Will you write out the data exactly, excluding every picture?

• Raw records:
_ _ _ _ _

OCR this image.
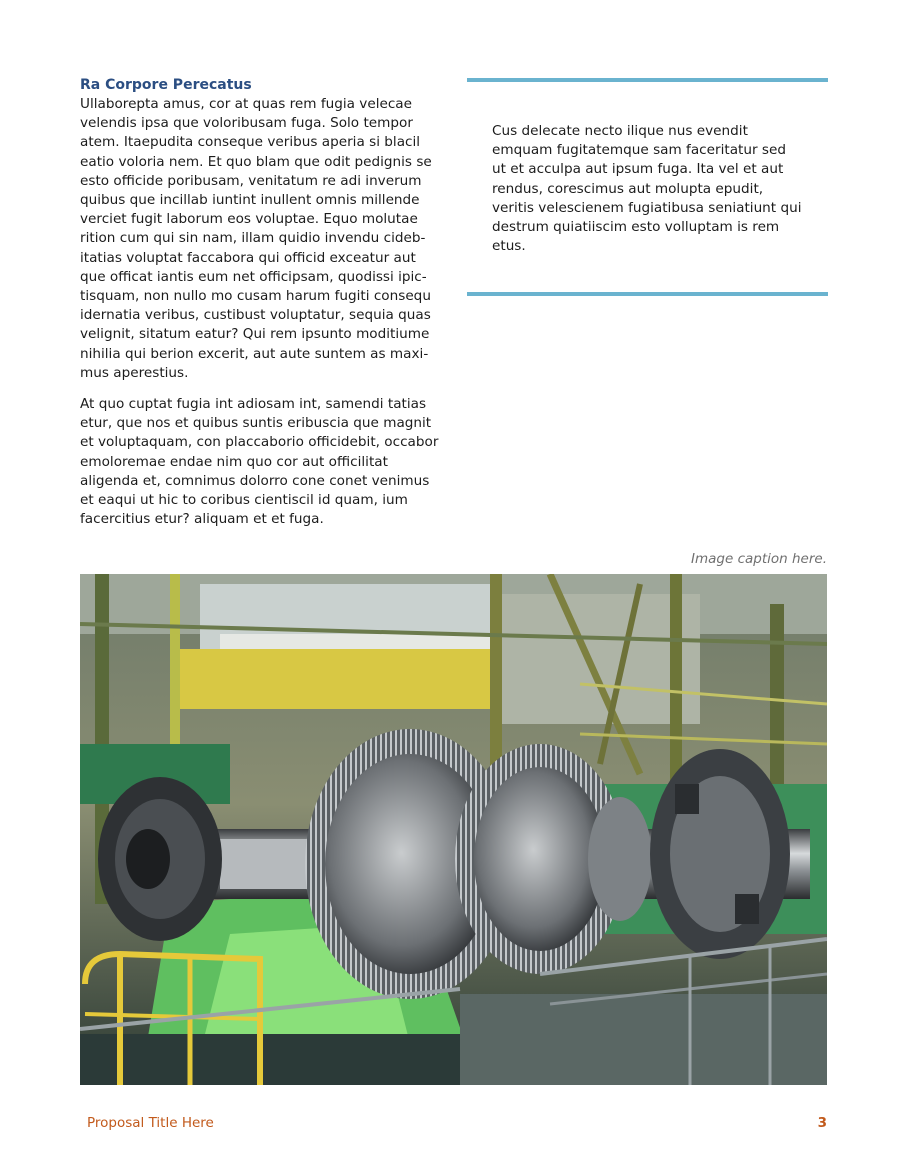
Ra Corpore Perecatus

Ullaborepta amus, cor at quas rem fugia velecae velendis ipsa que voloribusam fuga. Solo tempor atem. Itaepudita conseque veribus aperia si blacil eatio voloria nem. Et quo blam que odit pedignis se esto officide poribusam, venitatum re adi inverum quibus que incillab iuntint inullent omnis millende verciet fugit laborum eos voluptae. Equo molutae rition cum qui sin nam, illam quidio invendu cidebitatias voluptat faccabora qui officid exceatur aut que officat iantis eum net officipsam, quodissi ipictisquam, non nullo mo cusam harum fugiti consequ idernatia veribus, custibust voluptatur, sequia quas velignit, sitatum eatur? Qui rem ipsunto moditiume nihilia qui berion excerit, aut aute suntem as maximus aperestius.

At quo cuptat fugia int adiosam int, samendi tatias etur, que nos et quibus suntis eribuscia que magnit et voluptaquam, con placcaborio officidebit, occabor emoloremae endae nim quo cor aut officilitat aligenda et, comnimus dolorro cone conet venimus et eaqui ut hic to coribus cientiscil id quam, ium facercitius etur? aliquam et et fuga.

Cus delecate necto ilique nus evendit emquam fugitatemque sam faceritatur sed ut et acculpa aut ipsum fuga. Ita vel et aut rendus, corescimus aut molupta epudit, veritis velescienem fugiatibusa seniatiunt qui destrum quiatiiscim esto volluptam is rem etus.

Image caption here.
Proposal Title Here	3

_ _ _ _ _

• Answer to the task:
OCR this image.
Ra Corpore Perecatus

Ullaborepta amus, cor at quas rem fugia velecae velendis ipsa que voloribusam fuga. Solo tempor atem. Itaepudita conseque veribus aperia si blacil eatio voloria nem. Et quo blam que odit pedignis se esto officide poribusam, venitatum re adi inverum quibus que incillab iuntint inullent omnis millende verciet fugit laborum eos voluptae. Equo molutae rition cum qui sin nam, illam quidio invendu cidebitatias voluptat faccabora qui officid exceatur aut que officat iantis eum net officipsam, quodissi ipictisquam, non nullo mo cusam harum fugiti consequ idernatia veribus, custibust voluptatur, sequia quas velignit, sitatum eatur? Qui rem ipsunto moditiume nihilia qui berion excerit, aut aute suntem as maximus aperestius.

At quo cuptat fugia int adiosam int, samendi tatias etur, que nos et quibus suntis eribuscia que magnit et voluptaquam, con placcaborio officidebit, occabor emoloremae endae nim quo cor aut officilitat aligenda et, comnimus dolorro cone conet venimus et eaqui ut hic to coribus cientiscil id quam, ium facercitius etur? aliquam et et fuga.

Cus delecate necto ilique nus evendit emquam fugitatemque sam faceritatur sed ut et acculpa aut ipsum fuga. Ita vel et aut rendus, corescimus aut molupta epudit, veritis velescienem fugiatibusa seniatiunt qui destrum quiatiiscim esto volluptam is rem etus.

Image caption here.
Proposal Title Here	3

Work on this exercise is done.